# Task instructions:
Would you transcribe the listing that follows, character for character, and omit its images?

* * * * *

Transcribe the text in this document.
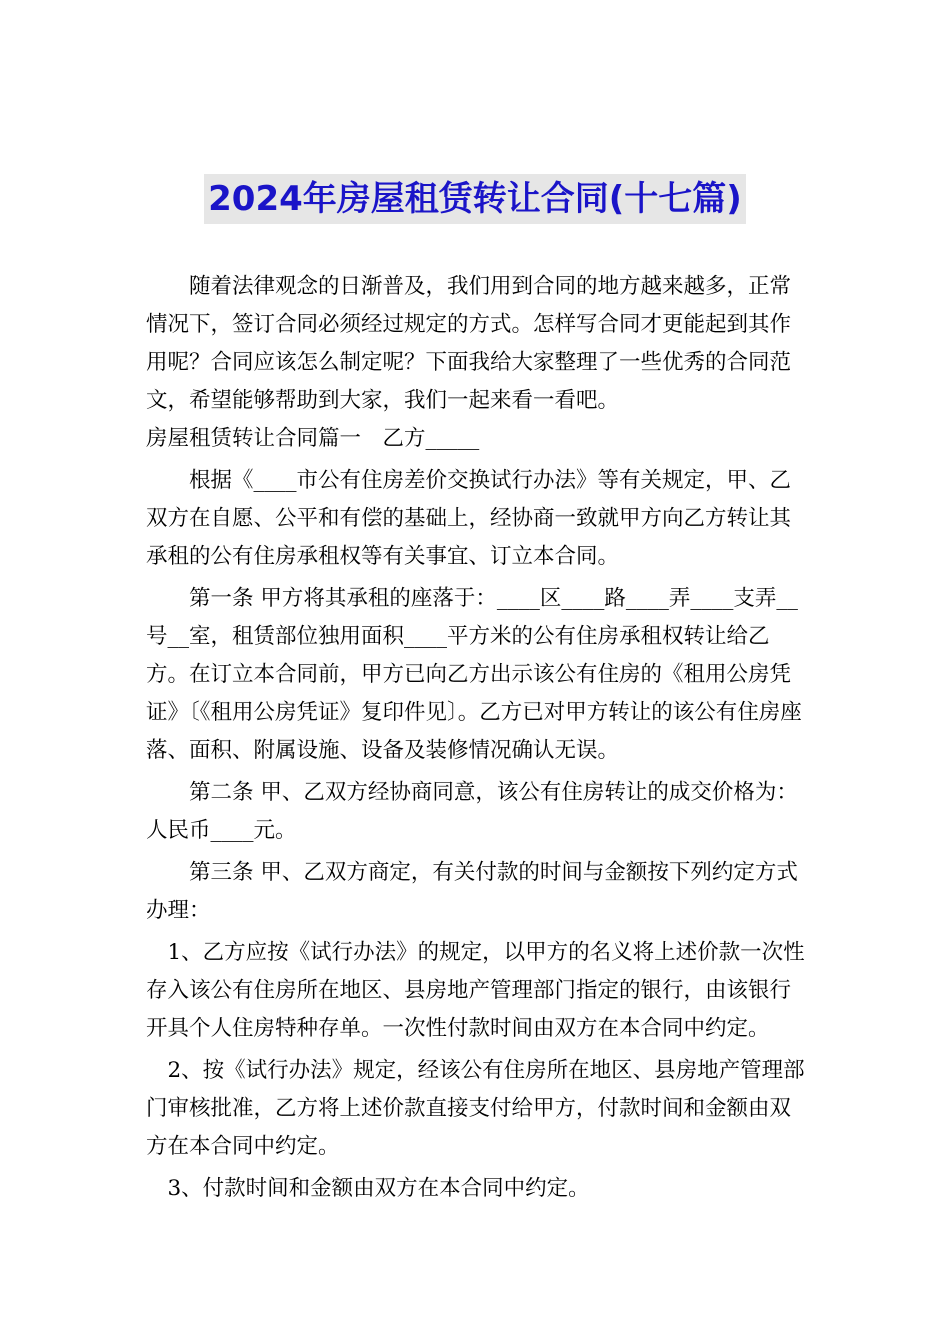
2024年房屋租赁转让合同(十七篇)

随着法律观念的日渐普及，我们用到合同的地方越来越多，正常情况下，签订合同必须经过规定的方式。怎样写合同才更能起到其作用呢？合同应该怎么制定呢？下面我给大家整理了一些优秀的合同范文，希望能够帮助到大家，我们一起来看一看吧。

房屋租赁转让合同篇一　乙方_____

根据《____市公有住房差价交换试行办法》等有关规定，甲、乙双方在自愿、公平和有偿的基础上，经协商一致就甲方向乙方转让其承租的公有住房承租权等有关事宜、订立本合同。

第一条 甲方将其承租的座落于：____区____路____弄____支弄__号__室，租赁部位独用面积____平方米的公有住房承租权转让给乙方。在订立本合同前，甲方已向乙方出示该公有住房的《租用公房凭证》〔《租用公房凭证》复印件见〕。乙方已对甲方转让的该公有住房座落、面积、附属设施、设备及装修情况确认无误。

第二条 甲、乙双方经协商同意，该公有住房转让的成交价格为：人民币____元。

第三条 甲、乙双方商定，有关付款的时间与金额按下列约定方式办理：

1、乙方应按《试行办法》的规定，以甲方的名义将上述价款一次性存入该公有住房所在地区、县房地产管理部门指定的银行，由该银行开具个人住房特种存单。一次性付款时间由双方在本合同中约定。

2、按《试行办法》规定，经该公有住房所在地区、县房地产管理部门审核批准，乙方将上述价款直接支付给甲方，付款时间和金额由双方在本合同中约定。

3、付款时间和金额由双方在本合同中约定。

* * * * *

# Written response:
Transcribe the text in this document.
2024年房屋租赁转让合同(十七篇)

随着法律观念的日渐普及，我们用到合同的地方越来越多，正常情况下，签订合同必须经过规定的方式。怎样写合同才更能起到其作用呢？合同应该怎么制定呢？下面我给大家整理了一些优秀的合同范文，希望能够帮助到大家，我们一起来看一看吧。

房屋租赁转让合同篇一　乙方_____

根据《____市公有住房差价交换试行办法》等有关规定，甲、乙双方在自愿、公平和有偿的基础上，经协商一致就甲方向乙方转让其承租的公有住房承租权等有关事宜、订立本合同。

第一条 甲方将其承租的座落于：____区____路____弄____支弄__号__室，租赁部位独用面积____平方米的公有住房承租权转让给乙方。在订立本合同前，甲方已向乙方出示该公有住房的《租用公房凭证》〔《租用公房凭证》复印件见〕。乙方已对甲方转让的该公有住房座落、面积、附属设施、设备及装修情况确认无误。

第二条 甲、乙双方经协商同意，该公有住房转让的成交价格为：人民币____元。

第三条 甲、乙双方商定，有关付款的时间与金额按下列约定方式办理：

1、乙方应按《试行办法》的规定，以甲方的名义将上述价款一次性存入该公有住房所在地区、县房地产管理部门指定的银行，由该银行开具个人住房特种存单。一次性付款时间由双方在本合同中约定。

2、按《试行办法》规定，经该公有住房所在地区、县房地产管理部门审核批准，乙方将上述价款直接支付给甲方，付款时间和金额由双方在本合同中约定。

3、付款时间和金额由双方在本合同中约定。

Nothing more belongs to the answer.